◆ Your objective ◆
From the entries below, copy every line holding the word "alarm".

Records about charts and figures
-- Start --
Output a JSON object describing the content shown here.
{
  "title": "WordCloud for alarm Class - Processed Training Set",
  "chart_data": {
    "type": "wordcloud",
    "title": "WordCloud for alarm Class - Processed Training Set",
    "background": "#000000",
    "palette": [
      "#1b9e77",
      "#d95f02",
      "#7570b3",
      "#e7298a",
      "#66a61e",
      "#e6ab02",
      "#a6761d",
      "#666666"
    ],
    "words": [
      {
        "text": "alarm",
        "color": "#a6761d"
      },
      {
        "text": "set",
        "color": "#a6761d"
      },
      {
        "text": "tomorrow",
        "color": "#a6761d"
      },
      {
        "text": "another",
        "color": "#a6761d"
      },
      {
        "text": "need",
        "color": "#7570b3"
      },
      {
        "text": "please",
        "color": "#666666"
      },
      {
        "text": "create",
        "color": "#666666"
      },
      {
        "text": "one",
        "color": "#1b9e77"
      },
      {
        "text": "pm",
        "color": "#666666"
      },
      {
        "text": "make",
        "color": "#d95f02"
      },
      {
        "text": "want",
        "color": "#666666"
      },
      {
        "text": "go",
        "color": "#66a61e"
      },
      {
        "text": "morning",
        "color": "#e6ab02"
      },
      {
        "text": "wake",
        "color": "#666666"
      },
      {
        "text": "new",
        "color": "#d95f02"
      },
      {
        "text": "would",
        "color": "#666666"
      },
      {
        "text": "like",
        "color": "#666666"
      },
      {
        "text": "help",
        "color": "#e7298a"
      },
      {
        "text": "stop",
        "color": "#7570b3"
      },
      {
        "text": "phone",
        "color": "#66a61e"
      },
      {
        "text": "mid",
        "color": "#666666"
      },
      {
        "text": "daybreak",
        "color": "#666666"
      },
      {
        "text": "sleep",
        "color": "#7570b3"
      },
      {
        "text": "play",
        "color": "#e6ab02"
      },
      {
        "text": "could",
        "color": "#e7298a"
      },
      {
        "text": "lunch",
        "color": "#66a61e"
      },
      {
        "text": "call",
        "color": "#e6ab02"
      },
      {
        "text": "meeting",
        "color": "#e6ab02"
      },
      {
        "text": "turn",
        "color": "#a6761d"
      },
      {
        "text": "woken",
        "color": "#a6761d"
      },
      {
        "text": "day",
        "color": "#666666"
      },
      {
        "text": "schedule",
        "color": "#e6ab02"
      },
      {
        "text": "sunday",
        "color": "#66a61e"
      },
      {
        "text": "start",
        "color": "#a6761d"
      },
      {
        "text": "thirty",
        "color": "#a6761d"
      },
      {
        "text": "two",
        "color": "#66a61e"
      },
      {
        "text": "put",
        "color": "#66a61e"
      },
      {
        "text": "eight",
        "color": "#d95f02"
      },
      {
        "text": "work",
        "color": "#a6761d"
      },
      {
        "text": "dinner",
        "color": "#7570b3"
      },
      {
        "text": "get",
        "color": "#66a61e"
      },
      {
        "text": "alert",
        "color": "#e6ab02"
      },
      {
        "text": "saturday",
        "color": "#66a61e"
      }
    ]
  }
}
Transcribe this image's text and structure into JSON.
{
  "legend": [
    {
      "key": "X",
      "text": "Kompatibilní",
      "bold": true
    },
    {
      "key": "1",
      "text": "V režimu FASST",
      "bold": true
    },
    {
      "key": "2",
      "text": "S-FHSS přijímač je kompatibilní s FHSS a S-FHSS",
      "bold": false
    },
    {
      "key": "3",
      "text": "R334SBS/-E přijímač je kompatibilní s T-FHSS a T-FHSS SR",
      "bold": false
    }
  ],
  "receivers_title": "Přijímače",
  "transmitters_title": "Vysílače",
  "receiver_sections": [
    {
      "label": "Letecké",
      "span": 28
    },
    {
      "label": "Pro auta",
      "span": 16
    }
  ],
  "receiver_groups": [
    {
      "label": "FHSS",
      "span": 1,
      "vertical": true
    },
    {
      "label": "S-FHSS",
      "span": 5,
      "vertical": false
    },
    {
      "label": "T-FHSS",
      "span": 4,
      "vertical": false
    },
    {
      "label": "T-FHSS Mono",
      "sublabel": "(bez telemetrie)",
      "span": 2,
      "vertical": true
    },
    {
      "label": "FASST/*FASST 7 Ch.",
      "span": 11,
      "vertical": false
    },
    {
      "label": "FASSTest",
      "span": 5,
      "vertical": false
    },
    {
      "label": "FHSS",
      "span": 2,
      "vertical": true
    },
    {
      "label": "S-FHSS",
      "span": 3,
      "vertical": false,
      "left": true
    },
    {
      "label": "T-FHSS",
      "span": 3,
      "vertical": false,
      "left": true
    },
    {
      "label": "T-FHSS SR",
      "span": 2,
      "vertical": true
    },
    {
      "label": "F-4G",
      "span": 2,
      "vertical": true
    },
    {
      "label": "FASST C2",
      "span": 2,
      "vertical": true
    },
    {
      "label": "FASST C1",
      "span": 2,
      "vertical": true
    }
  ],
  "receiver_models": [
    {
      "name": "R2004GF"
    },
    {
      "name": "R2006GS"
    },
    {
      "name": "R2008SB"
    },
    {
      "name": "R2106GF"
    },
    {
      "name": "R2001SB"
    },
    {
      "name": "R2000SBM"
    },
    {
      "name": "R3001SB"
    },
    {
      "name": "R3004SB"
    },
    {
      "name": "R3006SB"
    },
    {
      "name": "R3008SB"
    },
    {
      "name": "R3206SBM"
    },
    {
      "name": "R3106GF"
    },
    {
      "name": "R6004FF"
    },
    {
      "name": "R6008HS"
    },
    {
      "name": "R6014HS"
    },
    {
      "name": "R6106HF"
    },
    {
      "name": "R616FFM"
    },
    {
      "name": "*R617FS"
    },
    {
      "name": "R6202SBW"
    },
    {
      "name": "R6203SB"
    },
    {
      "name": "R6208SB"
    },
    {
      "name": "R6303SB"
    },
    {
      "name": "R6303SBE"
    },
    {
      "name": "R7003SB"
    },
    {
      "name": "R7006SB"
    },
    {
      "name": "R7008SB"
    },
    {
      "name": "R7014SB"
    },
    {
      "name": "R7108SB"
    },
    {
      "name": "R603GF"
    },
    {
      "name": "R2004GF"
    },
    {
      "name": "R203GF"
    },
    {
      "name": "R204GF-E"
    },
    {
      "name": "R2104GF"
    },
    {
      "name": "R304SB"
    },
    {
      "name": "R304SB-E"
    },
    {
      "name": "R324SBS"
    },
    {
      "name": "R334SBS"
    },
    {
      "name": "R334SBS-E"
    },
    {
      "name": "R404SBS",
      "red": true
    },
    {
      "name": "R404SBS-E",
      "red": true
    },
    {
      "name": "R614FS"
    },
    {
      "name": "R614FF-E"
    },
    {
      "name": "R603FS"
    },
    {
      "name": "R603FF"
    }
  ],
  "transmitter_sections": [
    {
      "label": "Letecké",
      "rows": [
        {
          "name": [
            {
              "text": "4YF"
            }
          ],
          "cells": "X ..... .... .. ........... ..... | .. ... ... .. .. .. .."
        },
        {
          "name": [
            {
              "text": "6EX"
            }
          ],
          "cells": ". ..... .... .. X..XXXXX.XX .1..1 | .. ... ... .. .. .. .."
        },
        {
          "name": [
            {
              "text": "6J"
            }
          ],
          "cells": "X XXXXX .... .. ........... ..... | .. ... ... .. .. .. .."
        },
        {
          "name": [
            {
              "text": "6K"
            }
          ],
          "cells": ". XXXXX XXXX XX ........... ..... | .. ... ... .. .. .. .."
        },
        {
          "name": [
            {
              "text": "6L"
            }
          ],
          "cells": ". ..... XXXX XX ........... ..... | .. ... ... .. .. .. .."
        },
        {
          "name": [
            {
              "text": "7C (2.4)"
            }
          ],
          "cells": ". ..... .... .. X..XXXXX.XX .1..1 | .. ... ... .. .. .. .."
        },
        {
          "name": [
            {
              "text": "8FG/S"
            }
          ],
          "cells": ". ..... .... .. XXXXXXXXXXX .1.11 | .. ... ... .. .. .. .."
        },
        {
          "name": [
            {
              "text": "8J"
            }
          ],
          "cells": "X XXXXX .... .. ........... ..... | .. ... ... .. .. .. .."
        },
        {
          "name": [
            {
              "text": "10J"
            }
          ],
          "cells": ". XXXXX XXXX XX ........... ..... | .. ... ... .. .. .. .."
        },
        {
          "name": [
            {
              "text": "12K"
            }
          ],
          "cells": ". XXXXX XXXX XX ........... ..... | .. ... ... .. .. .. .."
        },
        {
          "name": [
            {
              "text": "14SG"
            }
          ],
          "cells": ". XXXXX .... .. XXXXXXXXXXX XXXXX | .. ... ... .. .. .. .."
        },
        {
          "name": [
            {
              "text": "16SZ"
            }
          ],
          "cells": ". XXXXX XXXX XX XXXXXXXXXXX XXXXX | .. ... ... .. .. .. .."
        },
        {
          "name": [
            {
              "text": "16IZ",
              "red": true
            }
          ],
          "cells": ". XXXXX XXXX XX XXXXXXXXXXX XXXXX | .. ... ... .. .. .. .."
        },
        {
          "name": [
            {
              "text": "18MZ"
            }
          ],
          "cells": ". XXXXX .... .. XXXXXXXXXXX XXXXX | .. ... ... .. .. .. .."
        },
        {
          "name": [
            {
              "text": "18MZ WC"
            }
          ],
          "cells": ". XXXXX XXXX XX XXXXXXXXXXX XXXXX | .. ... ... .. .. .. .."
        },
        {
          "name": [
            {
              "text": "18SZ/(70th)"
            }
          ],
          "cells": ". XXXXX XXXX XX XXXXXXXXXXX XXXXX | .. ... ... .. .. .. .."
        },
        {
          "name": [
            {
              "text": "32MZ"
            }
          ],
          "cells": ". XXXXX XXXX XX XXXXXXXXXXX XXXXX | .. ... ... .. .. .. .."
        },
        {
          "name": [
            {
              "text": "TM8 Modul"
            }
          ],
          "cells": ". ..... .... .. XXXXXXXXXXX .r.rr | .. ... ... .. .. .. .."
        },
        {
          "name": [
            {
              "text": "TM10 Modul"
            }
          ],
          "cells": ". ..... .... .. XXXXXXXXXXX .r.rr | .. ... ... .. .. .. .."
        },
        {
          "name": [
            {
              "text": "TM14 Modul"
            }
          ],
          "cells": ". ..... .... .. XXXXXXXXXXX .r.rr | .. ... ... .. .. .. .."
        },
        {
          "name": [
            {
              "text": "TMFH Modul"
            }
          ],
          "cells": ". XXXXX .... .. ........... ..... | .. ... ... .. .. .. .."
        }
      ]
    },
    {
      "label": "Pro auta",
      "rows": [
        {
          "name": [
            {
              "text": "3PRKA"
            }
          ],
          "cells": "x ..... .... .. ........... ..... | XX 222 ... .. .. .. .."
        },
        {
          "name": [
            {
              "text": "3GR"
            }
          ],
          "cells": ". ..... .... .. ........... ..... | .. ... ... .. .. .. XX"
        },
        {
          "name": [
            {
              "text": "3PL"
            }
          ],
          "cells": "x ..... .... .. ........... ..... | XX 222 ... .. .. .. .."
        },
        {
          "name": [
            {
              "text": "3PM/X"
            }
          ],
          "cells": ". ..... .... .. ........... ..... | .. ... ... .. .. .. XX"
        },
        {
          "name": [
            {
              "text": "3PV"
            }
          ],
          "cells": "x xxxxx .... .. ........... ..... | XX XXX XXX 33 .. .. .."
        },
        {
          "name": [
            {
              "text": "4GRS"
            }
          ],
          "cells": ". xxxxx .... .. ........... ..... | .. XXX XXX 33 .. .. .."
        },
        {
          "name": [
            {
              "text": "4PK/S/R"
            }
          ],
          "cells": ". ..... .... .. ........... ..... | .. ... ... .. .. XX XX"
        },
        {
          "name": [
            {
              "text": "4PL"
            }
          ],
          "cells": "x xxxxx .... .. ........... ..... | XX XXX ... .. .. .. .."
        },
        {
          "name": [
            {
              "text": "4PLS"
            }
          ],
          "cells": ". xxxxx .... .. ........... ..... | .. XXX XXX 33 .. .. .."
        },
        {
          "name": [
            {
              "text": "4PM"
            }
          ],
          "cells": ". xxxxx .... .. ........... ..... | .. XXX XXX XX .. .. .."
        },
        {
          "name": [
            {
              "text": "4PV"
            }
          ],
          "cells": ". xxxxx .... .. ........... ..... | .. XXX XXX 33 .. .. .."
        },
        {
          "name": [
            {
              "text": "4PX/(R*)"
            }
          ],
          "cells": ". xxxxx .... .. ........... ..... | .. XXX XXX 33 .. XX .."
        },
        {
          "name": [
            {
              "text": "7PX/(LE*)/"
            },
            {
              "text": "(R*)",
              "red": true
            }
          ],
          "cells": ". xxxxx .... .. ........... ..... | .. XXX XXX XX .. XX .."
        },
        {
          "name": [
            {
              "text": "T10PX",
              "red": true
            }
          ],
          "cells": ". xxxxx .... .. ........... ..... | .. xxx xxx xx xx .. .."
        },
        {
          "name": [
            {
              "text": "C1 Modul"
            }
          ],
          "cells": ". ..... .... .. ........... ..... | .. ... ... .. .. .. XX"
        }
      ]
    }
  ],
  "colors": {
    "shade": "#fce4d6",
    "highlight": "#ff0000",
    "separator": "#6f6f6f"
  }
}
-- End --
◆ Written answer ◆
  "title": "WordCloud for alarm Class - Processed Training Set",
    "title": "WordCloud for alarm Class - Processed Training Set",
        "text": "alarm",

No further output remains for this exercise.